Your task is to copy every line of the records below that contains "name".

--- INFORMATION PROVIDED ---

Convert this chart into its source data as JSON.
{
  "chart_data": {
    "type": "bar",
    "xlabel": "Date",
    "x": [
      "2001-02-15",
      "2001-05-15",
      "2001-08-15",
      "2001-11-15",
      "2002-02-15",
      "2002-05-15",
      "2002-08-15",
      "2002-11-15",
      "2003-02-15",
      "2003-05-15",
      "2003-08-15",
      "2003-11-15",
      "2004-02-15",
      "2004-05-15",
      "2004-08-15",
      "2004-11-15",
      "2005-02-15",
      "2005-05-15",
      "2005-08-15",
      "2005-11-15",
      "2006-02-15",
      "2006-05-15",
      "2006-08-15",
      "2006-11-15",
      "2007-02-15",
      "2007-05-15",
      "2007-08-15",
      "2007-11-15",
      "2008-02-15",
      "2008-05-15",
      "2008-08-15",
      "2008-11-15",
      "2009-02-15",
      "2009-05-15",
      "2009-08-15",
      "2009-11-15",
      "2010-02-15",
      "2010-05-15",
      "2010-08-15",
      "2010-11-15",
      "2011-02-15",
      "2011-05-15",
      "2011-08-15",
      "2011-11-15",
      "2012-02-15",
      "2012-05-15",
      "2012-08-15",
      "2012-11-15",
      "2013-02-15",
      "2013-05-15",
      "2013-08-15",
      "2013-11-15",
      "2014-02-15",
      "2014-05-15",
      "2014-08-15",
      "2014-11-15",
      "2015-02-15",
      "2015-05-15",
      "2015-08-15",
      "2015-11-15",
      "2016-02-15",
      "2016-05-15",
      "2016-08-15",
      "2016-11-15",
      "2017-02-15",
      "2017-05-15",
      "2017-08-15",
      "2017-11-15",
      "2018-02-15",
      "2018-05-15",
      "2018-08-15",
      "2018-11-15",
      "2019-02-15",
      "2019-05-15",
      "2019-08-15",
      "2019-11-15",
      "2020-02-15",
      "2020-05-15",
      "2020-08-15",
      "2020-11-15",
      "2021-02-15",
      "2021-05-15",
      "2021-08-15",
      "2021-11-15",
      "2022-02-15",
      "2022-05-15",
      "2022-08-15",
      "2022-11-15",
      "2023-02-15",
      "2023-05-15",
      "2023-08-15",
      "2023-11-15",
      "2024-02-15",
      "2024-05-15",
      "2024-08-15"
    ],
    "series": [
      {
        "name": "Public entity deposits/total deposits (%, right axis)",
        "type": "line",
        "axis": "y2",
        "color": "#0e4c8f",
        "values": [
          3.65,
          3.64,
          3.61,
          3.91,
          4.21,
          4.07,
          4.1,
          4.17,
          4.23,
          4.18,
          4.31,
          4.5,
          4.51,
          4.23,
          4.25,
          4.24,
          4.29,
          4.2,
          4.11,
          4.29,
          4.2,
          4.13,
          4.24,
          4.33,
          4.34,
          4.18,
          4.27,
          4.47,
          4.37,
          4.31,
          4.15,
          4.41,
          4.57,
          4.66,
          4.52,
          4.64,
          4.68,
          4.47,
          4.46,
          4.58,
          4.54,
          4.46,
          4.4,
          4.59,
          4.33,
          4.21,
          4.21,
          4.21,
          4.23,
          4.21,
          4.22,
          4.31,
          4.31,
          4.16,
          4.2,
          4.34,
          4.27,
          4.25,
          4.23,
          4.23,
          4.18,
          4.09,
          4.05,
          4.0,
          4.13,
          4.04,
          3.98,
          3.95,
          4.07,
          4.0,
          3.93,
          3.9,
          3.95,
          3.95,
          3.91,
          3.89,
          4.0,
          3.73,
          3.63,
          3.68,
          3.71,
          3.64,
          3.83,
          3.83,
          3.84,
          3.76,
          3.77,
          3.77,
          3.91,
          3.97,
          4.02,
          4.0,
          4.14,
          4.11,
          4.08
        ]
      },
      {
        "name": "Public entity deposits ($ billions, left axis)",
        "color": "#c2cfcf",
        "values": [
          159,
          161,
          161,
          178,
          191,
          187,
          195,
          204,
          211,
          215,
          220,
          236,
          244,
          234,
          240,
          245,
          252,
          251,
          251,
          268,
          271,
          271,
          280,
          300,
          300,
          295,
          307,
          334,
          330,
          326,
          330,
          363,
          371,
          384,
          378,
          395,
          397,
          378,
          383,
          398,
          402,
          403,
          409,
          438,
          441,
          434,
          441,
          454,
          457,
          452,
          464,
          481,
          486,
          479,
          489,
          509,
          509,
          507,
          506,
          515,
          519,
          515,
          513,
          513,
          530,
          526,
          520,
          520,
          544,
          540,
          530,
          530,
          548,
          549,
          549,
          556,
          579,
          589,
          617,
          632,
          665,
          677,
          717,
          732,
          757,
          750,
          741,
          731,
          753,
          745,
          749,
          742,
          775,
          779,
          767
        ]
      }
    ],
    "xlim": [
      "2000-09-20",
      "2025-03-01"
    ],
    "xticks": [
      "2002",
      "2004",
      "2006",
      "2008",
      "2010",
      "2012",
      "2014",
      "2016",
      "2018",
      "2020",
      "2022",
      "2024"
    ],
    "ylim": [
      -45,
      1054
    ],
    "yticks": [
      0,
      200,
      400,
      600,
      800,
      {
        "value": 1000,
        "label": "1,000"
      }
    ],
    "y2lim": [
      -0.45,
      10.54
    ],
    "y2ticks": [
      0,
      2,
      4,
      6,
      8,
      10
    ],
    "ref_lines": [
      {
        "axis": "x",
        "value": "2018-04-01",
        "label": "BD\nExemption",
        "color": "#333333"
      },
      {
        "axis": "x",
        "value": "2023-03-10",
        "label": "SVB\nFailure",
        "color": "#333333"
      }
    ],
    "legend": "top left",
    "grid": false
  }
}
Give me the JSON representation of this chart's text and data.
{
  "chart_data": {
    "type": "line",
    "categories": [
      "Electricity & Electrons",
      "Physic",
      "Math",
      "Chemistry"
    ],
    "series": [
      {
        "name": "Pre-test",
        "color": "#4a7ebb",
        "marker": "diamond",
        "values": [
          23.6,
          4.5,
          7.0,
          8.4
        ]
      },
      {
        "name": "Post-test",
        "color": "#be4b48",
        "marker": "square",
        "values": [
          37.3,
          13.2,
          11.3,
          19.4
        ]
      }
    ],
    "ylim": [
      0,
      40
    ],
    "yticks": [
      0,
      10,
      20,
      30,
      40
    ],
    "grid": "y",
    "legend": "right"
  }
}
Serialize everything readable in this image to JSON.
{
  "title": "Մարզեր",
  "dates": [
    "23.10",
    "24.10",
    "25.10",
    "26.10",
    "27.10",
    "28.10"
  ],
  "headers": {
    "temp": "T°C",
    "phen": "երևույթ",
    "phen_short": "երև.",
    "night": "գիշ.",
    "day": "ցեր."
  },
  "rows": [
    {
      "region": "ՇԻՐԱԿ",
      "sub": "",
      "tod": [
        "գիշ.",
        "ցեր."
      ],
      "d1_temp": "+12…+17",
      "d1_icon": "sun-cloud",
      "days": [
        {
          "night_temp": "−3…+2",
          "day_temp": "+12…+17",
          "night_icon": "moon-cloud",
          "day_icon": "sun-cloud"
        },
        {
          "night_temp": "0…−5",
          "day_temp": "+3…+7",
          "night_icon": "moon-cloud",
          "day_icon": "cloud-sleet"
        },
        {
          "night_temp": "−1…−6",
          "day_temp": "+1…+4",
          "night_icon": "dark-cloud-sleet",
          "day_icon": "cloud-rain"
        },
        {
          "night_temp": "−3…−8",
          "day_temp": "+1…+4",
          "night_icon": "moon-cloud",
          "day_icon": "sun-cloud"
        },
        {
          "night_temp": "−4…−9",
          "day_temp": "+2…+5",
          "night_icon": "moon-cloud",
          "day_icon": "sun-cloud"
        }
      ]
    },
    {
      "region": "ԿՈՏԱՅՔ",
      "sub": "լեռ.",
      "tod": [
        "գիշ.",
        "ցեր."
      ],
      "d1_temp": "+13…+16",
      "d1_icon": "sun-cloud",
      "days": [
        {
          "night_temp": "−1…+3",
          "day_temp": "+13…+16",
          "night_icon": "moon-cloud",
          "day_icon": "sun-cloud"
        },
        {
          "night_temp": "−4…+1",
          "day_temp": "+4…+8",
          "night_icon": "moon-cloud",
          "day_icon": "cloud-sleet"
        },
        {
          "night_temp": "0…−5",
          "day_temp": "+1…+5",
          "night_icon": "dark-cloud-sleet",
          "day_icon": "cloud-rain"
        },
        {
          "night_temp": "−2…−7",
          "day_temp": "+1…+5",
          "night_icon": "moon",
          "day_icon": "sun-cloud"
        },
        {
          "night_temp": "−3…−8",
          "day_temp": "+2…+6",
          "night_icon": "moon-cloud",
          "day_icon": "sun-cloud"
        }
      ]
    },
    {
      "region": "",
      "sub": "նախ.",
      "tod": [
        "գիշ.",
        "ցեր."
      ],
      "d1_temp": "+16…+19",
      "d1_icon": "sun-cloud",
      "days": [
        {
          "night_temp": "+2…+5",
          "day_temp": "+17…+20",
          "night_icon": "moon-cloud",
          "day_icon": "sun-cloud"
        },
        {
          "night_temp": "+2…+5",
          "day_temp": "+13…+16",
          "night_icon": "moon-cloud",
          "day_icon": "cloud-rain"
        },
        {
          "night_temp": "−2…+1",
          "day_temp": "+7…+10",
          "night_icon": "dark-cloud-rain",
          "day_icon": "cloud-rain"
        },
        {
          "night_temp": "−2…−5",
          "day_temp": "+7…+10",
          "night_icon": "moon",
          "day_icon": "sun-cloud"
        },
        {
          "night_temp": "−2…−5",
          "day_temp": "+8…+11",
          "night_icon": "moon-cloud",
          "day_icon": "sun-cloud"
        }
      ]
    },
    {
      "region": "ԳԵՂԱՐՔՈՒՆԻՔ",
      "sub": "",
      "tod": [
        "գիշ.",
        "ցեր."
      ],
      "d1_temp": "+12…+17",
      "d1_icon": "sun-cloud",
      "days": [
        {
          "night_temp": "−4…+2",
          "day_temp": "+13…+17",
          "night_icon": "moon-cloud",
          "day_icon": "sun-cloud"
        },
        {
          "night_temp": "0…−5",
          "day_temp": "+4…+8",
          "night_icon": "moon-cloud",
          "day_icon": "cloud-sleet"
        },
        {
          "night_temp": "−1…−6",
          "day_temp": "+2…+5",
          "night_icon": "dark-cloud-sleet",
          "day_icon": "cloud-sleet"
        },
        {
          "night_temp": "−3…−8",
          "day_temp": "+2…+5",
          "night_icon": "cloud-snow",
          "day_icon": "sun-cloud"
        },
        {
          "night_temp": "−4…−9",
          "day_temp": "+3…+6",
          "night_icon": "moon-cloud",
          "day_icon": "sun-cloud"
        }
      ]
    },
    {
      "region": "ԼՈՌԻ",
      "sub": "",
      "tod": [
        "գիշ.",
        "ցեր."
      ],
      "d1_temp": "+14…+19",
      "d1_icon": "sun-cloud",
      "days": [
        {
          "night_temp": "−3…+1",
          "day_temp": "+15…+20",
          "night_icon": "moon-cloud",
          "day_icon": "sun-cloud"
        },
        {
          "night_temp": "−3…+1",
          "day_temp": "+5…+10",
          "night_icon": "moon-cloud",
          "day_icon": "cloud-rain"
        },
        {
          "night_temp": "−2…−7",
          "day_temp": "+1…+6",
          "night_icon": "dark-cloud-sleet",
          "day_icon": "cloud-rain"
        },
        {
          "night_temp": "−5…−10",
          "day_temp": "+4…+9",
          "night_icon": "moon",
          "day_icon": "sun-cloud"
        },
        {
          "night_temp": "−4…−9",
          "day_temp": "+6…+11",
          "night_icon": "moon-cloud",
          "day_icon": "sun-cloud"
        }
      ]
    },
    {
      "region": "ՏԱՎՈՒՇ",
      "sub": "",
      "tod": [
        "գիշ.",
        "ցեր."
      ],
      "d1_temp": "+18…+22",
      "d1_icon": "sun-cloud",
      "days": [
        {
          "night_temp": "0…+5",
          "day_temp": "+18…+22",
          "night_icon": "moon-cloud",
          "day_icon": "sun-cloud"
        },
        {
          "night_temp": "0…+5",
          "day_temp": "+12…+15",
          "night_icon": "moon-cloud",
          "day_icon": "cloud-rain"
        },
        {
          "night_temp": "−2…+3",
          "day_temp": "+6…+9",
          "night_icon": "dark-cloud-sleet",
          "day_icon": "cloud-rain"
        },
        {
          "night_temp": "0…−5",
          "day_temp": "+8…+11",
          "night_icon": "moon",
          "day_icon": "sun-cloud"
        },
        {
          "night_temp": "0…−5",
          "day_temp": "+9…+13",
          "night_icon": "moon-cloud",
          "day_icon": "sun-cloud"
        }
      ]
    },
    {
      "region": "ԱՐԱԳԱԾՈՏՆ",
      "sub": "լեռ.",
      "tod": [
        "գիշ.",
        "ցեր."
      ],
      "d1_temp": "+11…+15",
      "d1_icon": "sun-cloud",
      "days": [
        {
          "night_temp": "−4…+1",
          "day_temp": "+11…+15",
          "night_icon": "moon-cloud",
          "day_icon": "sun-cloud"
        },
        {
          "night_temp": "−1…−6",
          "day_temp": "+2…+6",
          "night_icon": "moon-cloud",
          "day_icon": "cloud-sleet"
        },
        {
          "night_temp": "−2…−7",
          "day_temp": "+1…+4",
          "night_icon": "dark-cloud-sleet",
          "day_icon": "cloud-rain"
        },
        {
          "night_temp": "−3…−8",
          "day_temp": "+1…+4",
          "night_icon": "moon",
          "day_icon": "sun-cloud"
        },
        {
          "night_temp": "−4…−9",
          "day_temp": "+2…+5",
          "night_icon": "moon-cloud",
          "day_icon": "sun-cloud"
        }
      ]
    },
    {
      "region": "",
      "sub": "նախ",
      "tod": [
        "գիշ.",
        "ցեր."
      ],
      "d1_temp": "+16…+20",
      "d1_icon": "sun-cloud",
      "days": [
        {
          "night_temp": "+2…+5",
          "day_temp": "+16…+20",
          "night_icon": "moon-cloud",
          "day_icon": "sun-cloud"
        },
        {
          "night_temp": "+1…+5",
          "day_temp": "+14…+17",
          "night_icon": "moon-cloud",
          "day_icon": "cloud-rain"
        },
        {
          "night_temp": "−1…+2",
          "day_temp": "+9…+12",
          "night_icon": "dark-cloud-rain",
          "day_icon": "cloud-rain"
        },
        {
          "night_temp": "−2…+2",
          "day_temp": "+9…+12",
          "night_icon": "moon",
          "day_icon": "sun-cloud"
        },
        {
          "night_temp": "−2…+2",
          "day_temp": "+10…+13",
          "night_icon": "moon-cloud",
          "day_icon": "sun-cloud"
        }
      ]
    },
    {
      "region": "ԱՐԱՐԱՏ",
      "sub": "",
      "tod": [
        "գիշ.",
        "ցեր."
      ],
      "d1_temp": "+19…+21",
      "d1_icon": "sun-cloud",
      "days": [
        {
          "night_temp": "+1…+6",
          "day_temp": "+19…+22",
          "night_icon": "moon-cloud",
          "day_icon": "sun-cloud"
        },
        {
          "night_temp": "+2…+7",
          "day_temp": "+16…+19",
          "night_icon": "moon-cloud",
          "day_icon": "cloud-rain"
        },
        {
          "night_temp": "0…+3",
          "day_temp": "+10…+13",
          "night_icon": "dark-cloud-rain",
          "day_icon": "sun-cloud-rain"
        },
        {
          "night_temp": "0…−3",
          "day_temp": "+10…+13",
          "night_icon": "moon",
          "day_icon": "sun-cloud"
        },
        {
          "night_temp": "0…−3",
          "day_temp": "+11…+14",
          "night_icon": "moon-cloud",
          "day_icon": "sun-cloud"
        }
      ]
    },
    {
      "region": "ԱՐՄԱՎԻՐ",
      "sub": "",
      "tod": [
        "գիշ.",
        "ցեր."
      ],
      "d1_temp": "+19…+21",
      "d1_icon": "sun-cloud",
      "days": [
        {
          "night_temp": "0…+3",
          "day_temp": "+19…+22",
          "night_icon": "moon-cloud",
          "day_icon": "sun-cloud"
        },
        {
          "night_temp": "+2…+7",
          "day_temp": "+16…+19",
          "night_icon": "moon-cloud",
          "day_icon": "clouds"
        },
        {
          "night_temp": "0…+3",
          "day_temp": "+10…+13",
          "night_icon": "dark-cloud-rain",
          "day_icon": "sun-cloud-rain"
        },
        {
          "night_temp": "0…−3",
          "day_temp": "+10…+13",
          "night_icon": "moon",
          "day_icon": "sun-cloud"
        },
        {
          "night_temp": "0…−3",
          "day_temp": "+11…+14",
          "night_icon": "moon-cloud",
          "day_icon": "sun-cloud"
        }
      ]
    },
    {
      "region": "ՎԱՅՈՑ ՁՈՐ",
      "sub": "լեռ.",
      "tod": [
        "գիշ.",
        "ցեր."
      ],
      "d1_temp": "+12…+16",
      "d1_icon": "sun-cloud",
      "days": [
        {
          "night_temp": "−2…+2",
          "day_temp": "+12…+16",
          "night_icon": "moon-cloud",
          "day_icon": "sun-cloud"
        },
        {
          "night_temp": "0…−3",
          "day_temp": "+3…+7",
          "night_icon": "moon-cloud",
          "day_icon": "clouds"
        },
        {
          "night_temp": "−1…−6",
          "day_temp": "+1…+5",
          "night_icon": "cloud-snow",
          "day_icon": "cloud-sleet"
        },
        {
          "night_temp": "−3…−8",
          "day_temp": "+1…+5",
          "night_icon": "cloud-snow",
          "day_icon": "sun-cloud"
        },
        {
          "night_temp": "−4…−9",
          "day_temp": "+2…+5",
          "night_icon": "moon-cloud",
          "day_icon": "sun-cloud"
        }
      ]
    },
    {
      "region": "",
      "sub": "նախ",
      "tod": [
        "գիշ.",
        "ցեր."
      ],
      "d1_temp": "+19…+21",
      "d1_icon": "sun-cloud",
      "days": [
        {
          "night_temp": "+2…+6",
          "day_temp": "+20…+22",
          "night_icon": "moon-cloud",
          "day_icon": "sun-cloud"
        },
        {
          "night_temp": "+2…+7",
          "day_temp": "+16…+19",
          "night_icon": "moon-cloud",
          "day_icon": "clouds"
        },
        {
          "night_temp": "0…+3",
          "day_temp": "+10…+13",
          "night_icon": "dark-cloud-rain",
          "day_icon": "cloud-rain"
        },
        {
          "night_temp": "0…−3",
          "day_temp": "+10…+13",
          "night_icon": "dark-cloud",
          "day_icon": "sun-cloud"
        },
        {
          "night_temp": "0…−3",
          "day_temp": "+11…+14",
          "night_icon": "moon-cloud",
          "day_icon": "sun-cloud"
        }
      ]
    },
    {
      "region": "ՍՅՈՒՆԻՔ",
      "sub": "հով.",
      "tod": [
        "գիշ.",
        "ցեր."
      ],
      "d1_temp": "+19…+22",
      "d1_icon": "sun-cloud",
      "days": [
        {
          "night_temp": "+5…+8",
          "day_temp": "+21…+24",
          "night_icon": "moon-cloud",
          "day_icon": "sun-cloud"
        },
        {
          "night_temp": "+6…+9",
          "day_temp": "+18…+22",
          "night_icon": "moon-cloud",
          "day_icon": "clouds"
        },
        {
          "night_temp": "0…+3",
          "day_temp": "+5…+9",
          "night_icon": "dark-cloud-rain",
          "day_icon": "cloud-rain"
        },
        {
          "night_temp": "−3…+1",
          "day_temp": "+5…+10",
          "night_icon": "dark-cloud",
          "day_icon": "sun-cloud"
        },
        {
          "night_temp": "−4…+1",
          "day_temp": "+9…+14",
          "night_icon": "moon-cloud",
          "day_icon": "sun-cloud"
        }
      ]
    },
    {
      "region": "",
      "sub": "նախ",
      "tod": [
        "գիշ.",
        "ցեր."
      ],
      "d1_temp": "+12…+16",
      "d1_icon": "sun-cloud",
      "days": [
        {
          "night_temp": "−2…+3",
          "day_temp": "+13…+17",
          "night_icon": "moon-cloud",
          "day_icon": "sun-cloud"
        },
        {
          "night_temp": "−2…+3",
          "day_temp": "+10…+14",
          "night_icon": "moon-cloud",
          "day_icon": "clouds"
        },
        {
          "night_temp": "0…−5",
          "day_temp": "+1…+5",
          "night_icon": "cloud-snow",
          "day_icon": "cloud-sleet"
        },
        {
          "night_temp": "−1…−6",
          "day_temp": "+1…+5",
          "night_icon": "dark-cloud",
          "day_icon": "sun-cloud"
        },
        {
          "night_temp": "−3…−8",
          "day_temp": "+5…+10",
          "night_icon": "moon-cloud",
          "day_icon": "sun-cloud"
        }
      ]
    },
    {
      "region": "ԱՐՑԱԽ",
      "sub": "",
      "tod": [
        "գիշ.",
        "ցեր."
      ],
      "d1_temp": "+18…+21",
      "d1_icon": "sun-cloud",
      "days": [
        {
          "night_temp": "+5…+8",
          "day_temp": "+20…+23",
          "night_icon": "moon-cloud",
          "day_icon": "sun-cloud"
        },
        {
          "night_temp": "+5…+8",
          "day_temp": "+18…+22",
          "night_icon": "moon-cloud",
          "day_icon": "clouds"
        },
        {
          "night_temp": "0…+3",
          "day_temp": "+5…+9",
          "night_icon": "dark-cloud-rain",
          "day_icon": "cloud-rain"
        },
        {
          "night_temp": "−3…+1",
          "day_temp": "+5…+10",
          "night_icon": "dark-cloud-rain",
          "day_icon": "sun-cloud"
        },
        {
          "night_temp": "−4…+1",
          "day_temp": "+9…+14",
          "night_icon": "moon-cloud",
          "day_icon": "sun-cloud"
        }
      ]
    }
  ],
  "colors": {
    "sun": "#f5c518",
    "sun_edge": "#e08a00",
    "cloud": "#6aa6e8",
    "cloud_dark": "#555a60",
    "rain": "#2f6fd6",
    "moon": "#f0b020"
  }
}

---

(THE REPLY)
        "name": "Public entity deposits/total deposits (%, right axis)",
        "name": "Public entity deposits ($ billions, left axis)",
        "name": "Pre-test",
        "name": "Post-test",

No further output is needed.